◆ What you are asked to do ◆
Copy out all the records, word for word.

Figure record extracts

>> START

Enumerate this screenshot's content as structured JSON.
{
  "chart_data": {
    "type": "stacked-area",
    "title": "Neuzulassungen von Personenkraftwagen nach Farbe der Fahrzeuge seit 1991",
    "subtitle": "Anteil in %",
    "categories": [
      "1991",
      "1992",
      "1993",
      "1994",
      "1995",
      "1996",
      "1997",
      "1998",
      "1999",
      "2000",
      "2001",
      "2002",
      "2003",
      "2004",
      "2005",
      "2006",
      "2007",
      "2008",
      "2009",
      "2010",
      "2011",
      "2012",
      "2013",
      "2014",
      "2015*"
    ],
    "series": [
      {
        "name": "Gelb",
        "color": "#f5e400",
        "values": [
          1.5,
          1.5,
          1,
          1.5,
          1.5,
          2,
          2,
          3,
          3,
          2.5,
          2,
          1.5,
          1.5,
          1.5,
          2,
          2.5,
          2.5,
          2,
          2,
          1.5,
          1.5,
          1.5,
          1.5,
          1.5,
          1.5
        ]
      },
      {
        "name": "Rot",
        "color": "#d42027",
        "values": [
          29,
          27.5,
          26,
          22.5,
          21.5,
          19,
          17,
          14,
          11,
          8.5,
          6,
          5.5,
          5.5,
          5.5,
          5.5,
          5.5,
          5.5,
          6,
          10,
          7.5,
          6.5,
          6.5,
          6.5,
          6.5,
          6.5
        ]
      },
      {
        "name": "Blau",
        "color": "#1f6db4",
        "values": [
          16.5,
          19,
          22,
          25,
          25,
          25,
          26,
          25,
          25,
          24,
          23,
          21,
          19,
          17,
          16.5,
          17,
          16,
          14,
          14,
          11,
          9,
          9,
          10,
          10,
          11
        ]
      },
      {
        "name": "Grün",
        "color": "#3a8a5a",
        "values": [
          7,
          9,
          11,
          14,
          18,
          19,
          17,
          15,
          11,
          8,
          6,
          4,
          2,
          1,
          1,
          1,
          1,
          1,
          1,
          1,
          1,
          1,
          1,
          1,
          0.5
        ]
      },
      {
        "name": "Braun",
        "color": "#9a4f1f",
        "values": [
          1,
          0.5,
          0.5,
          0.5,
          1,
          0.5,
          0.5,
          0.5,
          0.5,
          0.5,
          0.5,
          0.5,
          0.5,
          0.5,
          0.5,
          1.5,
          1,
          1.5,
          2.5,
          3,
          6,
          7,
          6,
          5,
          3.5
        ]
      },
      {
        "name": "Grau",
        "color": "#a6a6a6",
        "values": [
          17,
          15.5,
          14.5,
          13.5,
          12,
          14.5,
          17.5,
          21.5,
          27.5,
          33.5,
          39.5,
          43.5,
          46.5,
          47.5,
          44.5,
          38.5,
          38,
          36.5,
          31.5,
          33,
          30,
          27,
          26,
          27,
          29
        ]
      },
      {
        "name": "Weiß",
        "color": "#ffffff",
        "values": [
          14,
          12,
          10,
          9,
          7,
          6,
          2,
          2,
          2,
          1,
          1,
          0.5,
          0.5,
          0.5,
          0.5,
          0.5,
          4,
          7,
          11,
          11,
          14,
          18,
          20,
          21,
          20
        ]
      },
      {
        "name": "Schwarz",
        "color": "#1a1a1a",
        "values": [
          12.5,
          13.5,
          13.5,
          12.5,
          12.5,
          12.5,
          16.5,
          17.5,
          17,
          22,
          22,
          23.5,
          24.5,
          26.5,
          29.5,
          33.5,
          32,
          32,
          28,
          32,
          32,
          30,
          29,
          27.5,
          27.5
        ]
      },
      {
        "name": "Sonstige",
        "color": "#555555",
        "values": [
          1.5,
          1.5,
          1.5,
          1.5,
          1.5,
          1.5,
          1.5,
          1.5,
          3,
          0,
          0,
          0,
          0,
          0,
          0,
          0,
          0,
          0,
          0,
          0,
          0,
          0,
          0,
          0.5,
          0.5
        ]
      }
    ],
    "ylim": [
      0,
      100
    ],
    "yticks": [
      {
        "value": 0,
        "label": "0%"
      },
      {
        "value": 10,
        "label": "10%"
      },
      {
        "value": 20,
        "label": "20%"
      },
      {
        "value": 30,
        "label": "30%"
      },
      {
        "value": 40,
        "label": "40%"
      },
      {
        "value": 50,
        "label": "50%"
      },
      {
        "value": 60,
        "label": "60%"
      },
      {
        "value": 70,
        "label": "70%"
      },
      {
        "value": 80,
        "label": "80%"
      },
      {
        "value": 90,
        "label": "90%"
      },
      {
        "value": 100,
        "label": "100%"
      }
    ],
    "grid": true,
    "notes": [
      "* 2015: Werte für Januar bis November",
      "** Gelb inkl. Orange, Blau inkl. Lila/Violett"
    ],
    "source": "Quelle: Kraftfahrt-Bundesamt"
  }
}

>> END

◆ Reply ◆
Enumerate this screenshot's content as structured JSON.
{
  "chart_data": {
    "type": "stacked-area",
    "title": "Neuzulassungen von Personenkraftwagen nach Farbe der Fahrzeuge seit 1991",
    "subtitle": "Anteil in %",
    "categories": [
      "1991",
      "1992",
      "1993",
      "1994",
      "1995",
      "1996",
      "1997",
      "1998",
      "1999",
      "2000",
      "2001",
      "2002",
      "2003",
      "2004",
      "2005",
      "2006",
      "2007",
      "2008",
      "2009",
      "2010",
      "2011",
      "2012",
      "2013",
      "2014",
      "2015*"
    ],
    "series": [
      {
        "name": "Gelb",
        "color": "#f5e400",
        "values": [
          1.5,
          1.5,
          1,
          1.5,
          1.5,
          2,
          2,
          3,
          3,
          2.5,
          2,
          1.5,
          1.5,
          1.5,
          2,
          2.5,
          2.5,
          2,
          2,
          1.5,
          1.5,
          1.5,
          1.5,
          1.5,
          1.5
        ]
      },
      {
        "name": "Rot",
        "color": "#d42027",
        "values": [
          29,
          27.5,
          26,
          22.5,
          21.5,
          19,
          17,
          14,
          11,
          8.5,
          6,
          5.5,
          5.5,
          5.5,
          5.5,
          5.5,
          5.5,
          6,
          10,
          7.5,
          6.5,
          6.5,
          6.5,
          6.5,
          6.5
        ]
      },
      {
        "name": "Blau",
        "color": "#1f6db4",
        "values": [
          16.5,
          19,
          22,
          25,
          25,
          25,
          26,
          25,
          25,
          24,
          23,
          21,
          19,
          17,
          16.5,
          17,
          16,
          14,
          14,
          11,
          9,
          9,
          10,
          10,
          11
        ]
      },
      {
        "name": "Grün",
        "color": "#3a8a5a",
        "values": [
          7,
          9,
          11,
          14,
          18,
          19,
          17,
          15,
          11,
          8,
          6,
          4,
          2,
          1,
          1,
          1,
          1,
          1,
          1,
          1,
          1,
          1,
          1,
          1,
          0.5
        ]
      },
      {
        "name": "Braun",
        "color": "#9a4f1f",
        "values": [
          1,
          0.5,
          0.5,
          0.5,
          1,
          0.5,
          0.5,
          0.5,
          0.5,
          0.5,
          0.5,
          0.5,
          0.5,
          0.5,
          0.5,
          1.5,
          1,
          1.5,
          2.5,
          3,
          6,
          7,
          6,
          5,
          3.5
        ]
      },
      {
        "name": "Grau",
        "color": "#a6a6a6",
        "values": [
          17,
          15.5,
          14.5,
          13.5,
          12,
          14.5,
          17.5,
          21.5,
          27.5,
          33.5,
          39.5,
          43.5,
          46.5,
          47.5,
          44.5,
          38.5,
          38,
          36.5,
          31.5,
          33,
          30,
          27,
          26,
          27,
          29
        ]
      },
      {
        "name": "Weiß",
        "color": "#ffffff",
        "values": [
          14,
          12,
          10,
          9,
          7,
          6,
          2,
          2,
          2,
          1,
          1,
          0.5,
          0.5,
          0.5,
          0.5,
          0.5,
          4,
          7,
          11,
          11,
          14,
          18,
          20,
          21,
          20
        ]
      },
      {
        "name": "Schwarz",
        "color": "#1a1a1a",
        "values": [
          12.5,
          13.5,
          13.5,
          12.5,
          12.5,
          12.5,
          16.5,
          17.5,
          17,
          22,
          22,
          23.5,
          24.5,
          26.5,
          29.5,
          33.5,
          32,
          32,
          28,
          32,
          32,
          30,
          29,
          27.5,
          27.5
        ]
      },
      {
        "name": "Sonstige",
        "color": "#555555",
        "values": [
          1.5,
          1.5,
          1.5,
          1.5,
          1.5,
          1.5,
          1.5,
          1.5,
          3,
          0,
          0,
          0,
          0,
          0,
          0,
          0,
          0,
          0,
          0,
          0,
          0,
          0,
          0,
          0.5,
          0.5
        ]
      }
    ],
    "ylim": [
      0,
      100
    ],
    "yticks": [
      {
        "value": 0,
        "label": "0%"
      },
      {
        "value": 10,
        "label": "10%"
      },
      {
        "value": 20,
        "label": "20%"
      },
      {
        "value": 30,
        "label": "30%"
      },
      {
        "value": 40,
        "label": "40%"
      },
      {
        "value": 50,
        "label": "50%"
      },
      {
        "value": 60,
        "label": "60%"
      },
      {
        "value": 70,
        "label": "70%"
      },
      {
        "value": 80,
        "label": "80%"
      },
      {
        "value": 90,
        "label": "90%"
      },
      {
        "value": 100,
        "label": "100%"
      }
    ],
    "grid": true,
    "notes": [
      "* 2015: Werte für Januar bis November",
      "** Gelb inkl. Orange, Blau inkl. Lila/Violett"
    ],
    "source": "Quelle: Kraftfahrt-Bundesamt"
  }
}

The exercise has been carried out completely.